* _Recorded data_:
• • • •

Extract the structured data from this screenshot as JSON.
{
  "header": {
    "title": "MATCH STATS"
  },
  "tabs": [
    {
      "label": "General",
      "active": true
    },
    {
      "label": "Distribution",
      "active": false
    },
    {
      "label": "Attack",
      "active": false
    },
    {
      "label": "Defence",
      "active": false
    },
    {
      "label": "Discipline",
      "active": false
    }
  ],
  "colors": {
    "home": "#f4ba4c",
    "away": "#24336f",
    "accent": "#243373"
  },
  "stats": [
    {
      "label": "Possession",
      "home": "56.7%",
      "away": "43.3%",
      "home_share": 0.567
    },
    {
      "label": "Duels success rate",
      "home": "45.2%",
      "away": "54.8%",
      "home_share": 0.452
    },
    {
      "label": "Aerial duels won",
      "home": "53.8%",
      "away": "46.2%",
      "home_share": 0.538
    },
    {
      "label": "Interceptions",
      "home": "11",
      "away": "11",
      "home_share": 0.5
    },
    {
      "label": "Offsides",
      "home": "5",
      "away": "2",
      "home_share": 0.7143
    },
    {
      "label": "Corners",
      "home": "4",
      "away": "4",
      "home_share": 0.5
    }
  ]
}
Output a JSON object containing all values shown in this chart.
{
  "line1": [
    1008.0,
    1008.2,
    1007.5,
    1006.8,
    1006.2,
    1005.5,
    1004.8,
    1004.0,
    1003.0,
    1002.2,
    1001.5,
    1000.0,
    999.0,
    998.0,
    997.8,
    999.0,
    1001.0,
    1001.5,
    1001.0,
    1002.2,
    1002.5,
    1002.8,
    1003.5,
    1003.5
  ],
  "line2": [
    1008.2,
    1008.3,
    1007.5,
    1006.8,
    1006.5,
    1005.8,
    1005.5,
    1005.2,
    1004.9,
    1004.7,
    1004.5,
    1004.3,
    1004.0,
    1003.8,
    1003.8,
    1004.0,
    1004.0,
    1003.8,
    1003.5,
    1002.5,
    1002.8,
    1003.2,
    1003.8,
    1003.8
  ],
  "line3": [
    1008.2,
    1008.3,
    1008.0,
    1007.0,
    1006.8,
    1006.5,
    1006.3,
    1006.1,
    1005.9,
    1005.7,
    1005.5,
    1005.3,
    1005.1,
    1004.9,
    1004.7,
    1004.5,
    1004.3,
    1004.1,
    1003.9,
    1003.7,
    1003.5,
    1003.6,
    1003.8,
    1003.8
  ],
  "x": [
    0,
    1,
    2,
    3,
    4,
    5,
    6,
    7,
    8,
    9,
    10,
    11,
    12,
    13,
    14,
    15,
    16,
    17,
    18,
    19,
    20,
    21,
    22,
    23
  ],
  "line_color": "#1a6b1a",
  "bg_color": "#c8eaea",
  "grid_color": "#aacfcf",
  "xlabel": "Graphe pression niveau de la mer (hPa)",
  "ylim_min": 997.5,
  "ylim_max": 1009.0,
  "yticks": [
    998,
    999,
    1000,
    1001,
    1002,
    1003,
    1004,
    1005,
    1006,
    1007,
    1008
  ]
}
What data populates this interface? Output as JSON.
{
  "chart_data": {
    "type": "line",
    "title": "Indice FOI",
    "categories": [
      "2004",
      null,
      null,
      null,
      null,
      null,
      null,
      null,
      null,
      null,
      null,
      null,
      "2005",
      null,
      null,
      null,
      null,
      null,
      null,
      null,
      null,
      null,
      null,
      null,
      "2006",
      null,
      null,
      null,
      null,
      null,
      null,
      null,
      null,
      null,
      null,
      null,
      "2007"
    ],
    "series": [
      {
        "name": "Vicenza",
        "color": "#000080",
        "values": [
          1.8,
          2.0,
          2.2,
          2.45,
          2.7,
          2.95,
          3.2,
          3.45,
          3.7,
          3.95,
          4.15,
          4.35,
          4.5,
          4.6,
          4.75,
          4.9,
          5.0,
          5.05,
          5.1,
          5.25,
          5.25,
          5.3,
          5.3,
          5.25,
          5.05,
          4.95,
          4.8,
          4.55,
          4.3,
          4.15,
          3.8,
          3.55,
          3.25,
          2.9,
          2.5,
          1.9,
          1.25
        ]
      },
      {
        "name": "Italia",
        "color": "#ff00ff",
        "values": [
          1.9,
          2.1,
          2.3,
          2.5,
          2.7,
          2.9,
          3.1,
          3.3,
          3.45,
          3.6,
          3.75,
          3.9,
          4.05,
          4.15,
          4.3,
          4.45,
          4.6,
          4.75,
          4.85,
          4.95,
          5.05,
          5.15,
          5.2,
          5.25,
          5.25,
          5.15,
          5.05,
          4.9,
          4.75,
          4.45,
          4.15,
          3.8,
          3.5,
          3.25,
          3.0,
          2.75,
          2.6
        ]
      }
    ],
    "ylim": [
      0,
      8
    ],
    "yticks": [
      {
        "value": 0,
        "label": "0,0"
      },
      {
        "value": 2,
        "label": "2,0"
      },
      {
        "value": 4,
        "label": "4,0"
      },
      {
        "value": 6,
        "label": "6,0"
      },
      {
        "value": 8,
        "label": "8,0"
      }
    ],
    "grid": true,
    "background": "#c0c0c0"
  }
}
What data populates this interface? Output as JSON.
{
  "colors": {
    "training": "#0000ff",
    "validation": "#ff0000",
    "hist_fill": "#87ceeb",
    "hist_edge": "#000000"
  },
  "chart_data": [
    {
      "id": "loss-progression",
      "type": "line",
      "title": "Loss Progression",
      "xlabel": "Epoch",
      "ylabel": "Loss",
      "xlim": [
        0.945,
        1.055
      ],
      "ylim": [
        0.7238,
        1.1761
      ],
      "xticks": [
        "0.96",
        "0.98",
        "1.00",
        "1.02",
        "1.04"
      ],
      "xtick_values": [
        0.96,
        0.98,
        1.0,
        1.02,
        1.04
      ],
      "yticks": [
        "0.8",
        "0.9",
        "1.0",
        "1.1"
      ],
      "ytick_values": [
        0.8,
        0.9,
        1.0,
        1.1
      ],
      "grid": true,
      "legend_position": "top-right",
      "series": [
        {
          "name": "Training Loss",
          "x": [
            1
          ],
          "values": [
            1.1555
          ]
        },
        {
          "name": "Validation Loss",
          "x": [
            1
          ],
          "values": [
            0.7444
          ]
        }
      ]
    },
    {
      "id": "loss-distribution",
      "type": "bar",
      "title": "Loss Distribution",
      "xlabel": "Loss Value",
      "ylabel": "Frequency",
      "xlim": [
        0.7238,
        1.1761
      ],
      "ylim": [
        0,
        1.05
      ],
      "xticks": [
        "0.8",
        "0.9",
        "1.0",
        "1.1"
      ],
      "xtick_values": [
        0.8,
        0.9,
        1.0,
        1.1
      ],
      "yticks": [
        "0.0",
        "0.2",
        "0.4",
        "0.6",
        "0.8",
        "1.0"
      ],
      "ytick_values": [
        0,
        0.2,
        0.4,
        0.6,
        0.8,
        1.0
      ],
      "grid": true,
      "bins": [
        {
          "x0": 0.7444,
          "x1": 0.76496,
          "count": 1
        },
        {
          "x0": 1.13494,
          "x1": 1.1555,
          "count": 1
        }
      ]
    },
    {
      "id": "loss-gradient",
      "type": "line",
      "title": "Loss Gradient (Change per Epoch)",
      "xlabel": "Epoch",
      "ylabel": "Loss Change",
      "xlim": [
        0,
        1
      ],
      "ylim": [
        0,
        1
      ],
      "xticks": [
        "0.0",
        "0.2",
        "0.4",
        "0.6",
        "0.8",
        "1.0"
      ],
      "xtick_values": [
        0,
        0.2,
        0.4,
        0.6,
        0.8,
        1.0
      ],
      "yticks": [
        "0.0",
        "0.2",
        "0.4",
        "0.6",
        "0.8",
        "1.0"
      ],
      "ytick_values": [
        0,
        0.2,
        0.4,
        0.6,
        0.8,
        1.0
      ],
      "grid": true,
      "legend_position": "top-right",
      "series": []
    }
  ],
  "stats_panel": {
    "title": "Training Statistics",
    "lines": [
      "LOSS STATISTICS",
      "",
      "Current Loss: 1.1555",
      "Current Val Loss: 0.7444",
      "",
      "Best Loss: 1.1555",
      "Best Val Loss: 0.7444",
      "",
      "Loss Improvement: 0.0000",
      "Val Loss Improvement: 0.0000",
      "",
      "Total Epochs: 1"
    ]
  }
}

• • • •

* _Description of the task_:
Copy every line of the data that holds the string "this".

* _Task solution_:
Extract the structured data from this screenshot as JSON.
Output a JSON object containing all values shown in this chart.
What data populates this interface? Output as JSON.
What data populates this interface? Output as JSON.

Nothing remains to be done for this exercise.